→ WHAT TO WORK ON
Copy verbatim the lines of the records from the line containing "colorbar-swatch bbox=[784, 222, 802, 246]" to the line containing "contour-line-1.00-right-loop bbox=[729, 156, 747, 167]", including both of those lines.

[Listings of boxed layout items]

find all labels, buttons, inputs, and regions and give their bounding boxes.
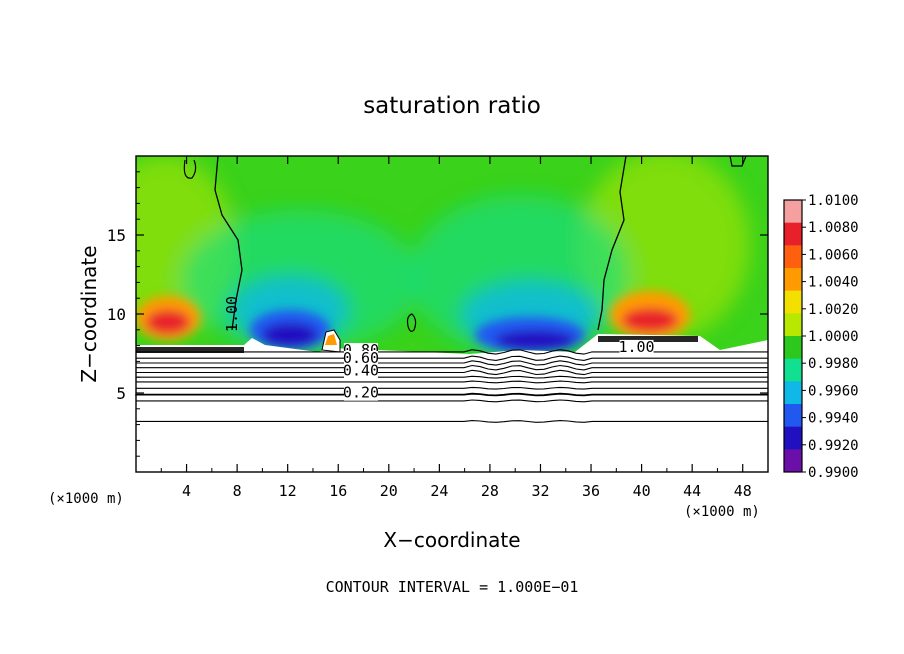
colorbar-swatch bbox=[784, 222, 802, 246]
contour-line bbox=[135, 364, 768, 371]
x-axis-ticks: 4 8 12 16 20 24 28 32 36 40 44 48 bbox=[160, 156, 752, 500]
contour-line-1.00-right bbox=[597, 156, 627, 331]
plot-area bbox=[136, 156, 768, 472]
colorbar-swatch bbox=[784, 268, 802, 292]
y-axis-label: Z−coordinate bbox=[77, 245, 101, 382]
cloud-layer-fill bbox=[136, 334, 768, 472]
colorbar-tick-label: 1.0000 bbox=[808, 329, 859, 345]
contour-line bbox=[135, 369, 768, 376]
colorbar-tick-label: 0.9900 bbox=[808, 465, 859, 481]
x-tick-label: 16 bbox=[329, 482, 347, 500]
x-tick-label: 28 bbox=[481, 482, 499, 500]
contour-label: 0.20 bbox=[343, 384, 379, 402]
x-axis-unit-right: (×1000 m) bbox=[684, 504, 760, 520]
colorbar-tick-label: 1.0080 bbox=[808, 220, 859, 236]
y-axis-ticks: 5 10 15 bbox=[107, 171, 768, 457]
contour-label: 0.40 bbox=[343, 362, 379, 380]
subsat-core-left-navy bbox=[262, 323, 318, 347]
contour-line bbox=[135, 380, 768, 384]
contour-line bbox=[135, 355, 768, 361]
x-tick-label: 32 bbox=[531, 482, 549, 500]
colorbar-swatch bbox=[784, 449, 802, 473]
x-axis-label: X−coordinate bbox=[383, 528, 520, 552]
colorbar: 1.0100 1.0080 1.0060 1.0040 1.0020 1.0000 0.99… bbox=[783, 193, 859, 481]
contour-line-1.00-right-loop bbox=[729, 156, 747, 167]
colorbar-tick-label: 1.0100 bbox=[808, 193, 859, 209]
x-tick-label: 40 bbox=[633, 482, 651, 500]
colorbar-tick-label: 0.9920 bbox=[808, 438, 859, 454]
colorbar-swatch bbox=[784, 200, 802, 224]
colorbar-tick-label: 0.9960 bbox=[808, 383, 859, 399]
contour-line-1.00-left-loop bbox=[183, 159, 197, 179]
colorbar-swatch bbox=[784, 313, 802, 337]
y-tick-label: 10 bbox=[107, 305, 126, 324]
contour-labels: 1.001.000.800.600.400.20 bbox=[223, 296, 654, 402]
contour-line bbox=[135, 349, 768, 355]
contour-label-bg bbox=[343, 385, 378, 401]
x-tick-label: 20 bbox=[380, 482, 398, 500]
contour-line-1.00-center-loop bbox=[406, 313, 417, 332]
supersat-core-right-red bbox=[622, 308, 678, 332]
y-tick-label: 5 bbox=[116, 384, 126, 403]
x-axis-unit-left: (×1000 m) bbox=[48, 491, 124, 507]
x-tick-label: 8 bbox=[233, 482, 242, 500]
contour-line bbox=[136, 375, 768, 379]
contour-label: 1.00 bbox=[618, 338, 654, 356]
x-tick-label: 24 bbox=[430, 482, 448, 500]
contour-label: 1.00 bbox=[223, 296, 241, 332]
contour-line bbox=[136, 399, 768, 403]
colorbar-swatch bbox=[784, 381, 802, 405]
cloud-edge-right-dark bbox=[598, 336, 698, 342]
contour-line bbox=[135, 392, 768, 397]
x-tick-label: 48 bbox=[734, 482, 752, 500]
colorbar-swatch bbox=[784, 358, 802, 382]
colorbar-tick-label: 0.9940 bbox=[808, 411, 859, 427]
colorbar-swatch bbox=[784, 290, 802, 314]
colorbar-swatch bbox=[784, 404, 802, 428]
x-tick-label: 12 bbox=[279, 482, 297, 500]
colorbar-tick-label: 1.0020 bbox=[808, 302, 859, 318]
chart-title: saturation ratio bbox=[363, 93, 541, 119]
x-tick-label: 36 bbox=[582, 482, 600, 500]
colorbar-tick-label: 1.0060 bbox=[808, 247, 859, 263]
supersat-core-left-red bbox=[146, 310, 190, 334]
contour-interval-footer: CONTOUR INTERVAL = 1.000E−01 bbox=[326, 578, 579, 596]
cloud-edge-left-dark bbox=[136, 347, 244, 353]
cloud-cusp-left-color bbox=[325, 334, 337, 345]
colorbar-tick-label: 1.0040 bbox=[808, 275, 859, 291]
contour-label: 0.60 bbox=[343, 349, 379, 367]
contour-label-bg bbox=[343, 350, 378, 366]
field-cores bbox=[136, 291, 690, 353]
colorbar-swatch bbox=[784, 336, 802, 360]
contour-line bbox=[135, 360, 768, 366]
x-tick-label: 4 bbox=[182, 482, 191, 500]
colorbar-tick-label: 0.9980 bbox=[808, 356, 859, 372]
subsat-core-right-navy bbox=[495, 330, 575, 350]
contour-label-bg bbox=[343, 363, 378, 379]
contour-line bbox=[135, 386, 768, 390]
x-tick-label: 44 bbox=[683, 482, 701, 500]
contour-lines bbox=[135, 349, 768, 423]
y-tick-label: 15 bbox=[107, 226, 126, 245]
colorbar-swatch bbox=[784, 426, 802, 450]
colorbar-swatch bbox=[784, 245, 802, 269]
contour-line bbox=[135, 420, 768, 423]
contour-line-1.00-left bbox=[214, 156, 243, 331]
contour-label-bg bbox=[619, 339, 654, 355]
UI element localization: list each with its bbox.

→ SOLUTION FOR THIS EXERCISE
colorbar-swatch bbox=[784, 222, 802, 246]
contour-line bbox=[135, 364, 768, 371]
x-axis-ticks: 4 8 12 16 20 24 28 32 36 40 44 48 bbox=[160, 156, 752, 500]
contour-line-1.00-right bbox=[597, 156, 627, 331]
plot-area bbox=[136, 156, 768, 472]
colorbar-swatch bbox=[784, 268, 802, 292]
y-axis-label: Z−coordinate bbox=[77, 245, 101, 382]
cloud-layer-fill bbox=[136, 334, 768, 472]
colorbar-tick-label: 1.0000 bbox=[808, 329, 859, 345]
contour-line bbox=[135, 369, 768, 376]
colorbar-tick-label: 0.9900 bbox=[808, 465, 859, 481]
x-tick-label: 16 bbox=[329, 482, 347, 500]
x-tick-label: 28 bbox=[481, 482, 499, 500]
contour-label: 0.20 bbox=[343, 384, 379, 402]
x-axis-unit-right: (×1000 m) bbox=[684, 504, 760, 520]
colorbar-tick-label: 1.0080 bbox=[808, 220, 859, 236]
y-axis-ticks: 5 10 15 bbox=[107, 171, 768, 457]
contour-label: 0.40 bbox=[343, 362, 379, 380]
subsat-core-left-navy bbox=[262, 323, 318, 347]
contour-line bbox=[135, 380, 768, 384]
contour-line bbox=[135, 355, 768, 361]
x-tick-label: 32 bbox=[531, 482, 549, 500]
colorbar-swatch bbox=[784, 449, 802, 473]
x-axis-label: X−coordinate bbox=[383, 528, 520, 552]
colorbar: 1.0100 1.0080 1.0060 1.0040 1.0020 1.0000 0.99… bbox=[783, 193, 859, 481]
contour-line-1.00-right-loop bbox=[729, 156, 747, 167]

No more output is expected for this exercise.